- **Records to process**

(begin)

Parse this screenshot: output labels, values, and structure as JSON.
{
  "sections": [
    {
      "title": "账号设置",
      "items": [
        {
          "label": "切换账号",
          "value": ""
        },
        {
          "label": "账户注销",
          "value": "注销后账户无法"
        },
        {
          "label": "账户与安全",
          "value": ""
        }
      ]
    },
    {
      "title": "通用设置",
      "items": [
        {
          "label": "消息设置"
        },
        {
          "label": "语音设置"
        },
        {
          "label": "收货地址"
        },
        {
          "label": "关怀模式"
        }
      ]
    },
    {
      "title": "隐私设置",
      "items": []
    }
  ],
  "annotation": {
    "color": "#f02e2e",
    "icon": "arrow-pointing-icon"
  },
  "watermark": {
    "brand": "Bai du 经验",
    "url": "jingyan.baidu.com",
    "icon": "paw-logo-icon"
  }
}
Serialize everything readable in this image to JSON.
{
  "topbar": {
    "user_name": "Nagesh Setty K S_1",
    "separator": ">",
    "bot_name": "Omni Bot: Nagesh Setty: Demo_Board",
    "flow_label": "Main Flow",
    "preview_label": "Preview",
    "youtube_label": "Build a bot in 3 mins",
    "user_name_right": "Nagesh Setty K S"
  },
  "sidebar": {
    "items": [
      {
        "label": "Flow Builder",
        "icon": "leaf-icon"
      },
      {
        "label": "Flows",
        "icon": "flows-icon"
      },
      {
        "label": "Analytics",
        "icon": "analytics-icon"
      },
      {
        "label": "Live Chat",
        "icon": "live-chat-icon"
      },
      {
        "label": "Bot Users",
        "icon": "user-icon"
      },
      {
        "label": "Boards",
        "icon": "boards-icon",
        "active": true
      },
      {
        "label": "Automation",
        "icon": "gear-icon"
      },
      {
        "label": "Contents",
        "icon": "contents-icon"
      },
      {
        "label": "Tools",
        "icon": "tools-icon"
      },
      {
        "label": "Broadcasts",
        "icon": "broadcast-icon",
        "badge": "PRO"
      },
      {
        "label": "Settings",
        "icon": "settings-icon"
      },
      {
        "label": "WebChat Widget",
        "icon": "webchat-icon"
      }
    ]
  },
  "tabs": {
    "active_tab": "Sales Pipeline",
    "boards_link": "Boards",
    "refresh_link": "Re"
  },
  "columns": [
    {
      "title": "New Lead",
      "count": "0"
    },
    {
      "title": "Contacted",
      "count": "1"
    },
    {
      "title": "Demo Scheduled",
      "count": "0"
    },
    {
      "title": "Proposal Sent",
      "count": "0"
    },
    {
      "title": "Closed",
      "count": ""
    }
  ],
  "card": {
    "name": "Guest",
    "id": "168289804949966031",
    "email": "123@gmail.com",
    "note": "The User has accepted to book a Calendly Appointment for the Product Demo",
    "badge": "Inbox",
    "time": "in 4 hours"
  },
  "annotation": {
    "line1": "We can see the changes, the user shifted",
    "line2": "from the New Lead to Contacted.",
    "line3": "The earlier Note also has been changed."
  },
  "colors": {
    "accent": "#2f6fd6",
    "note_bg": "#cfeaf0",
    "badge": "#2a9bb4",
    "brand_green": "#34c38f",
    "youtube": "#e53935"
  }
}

(end)

- **Instruction**
Return every line of the material exactly.

- **The solution**
Parse this screenshot: output labels, values, and structure as JSON.
{
  "sections": [
    {
      "title": "账号设置",
      "items": [
        {
          "label": "切换账号",
          "value": ""
        },
        {
          "label": "账户注销",
          "value": "注销后账户无法"
        },
        {
          "label": "账户与安全",
          "value": ""
        }
      ]
    },
    {
      "title": "通用设置",
      "items": [
        {
          "label": "消息设置"
        },
        {
          "label": "语音设置"
        },
        {
          "label": "收货地址"
        },
        {
          "label": "关怀模式"
        }
      ]
    },
    {
      "title": "隐私设置",
      "items": []
    }
  ],
  "annotation": {
    "color": "#f02e2e",
    "icon": "arrow-pointing-icon"
  },
  "watermark": {
    "brand": "Bai du 经验",
    "url": "jingyan.baidu.com",
    "icon": "paw-logo-icon"
  }
}
Serialize everything readable in this image to JSON.
{
  "topbar": {
    "user_name": "Nagesh Setty K S_1",
    "separator": ">",
    "bot_name": "Omni Bot: Nagesh Setty: Demo_Board",
    "flow_label": "Main Flow",
    "preview_label": "Preview",
    "youtube_label": "Build a bot in 3 mins",
    "user_name_right": "Nagesh Setty K S"
  },
  "sidebar": {
    "items": [
      {
        "label": "Flow Builder",
        "icon": "leaf-icon"
      },
      {
        "label": "Flows",
        "icon": "flows-icon"
      },
      {
        "label": "Analytics",
        "icon": "analytics-icon"
      },
      {
        "label": "Live Chat",
        "icon": "live-chat-icon"
      },
      {
        "label": "Bot Users",
        "icon": "user-icon"
      },
      {
        "label": "Boards",
        "icon": "boards-icon",
        "active": true
      },
      {
        "label": "Automation",
        "icon": "gear-icon"
      },
      {
        "label": "Contents",
        "icon": "contents-icon"
      },
      {
        "label": "Tools",
        "icon": "tools-icon"
      },
      {
        "label": "Broadcasts",
        "icon": "broadcast-icon",
        "badge": "PRO"
      },
      {
        "label": "Settings",
        "icon": "settings-icon"
      },
      {
        "label": "WebChat Widget",
        "icon": "webchat-icon"
      }
    ]
  },
  "tabs": {
    "active_tab": "Sales Pipeline",
    "boards_link": "Boards",
    "refresh_link": "Re"
  },
  "columns": [
    {
      "title": "New Lead",
      "count": "0"
    },
    {
      "title": "Contacted",
      "count": "1"
    },
    {
      "title": "Demo Scheduled",
      "count": "0"
    },
    {
      "title": "Proposal Sent",
      "count": "0"
    },
    {
      "title": "Closed",
      "count": ""
    }
  ],
  "card": {
    "name": "Guest",
    "id": "168289804949966031",
    "email": "123@gmail.com",
    "note": "The User has accepted to book a Calendly Appointment for the Product Demo",
    "badge": "Inbox",
    "time": "in 4 hours"
  },
  "annotation": {
    "line1": "We can see the changes, the user shifted",
    "line2": "from the New Lead to Contacted.",
    "line3": "The earlier Note also has been changed."
  },
  "colors": {
    "accent": "#2f6fd6",
    "note_bg": "#cfeaf0",
    "badge": "#2a9bb4",
    "brand_green": "#34c38f",
    "youtube": "#e53935"
  }
}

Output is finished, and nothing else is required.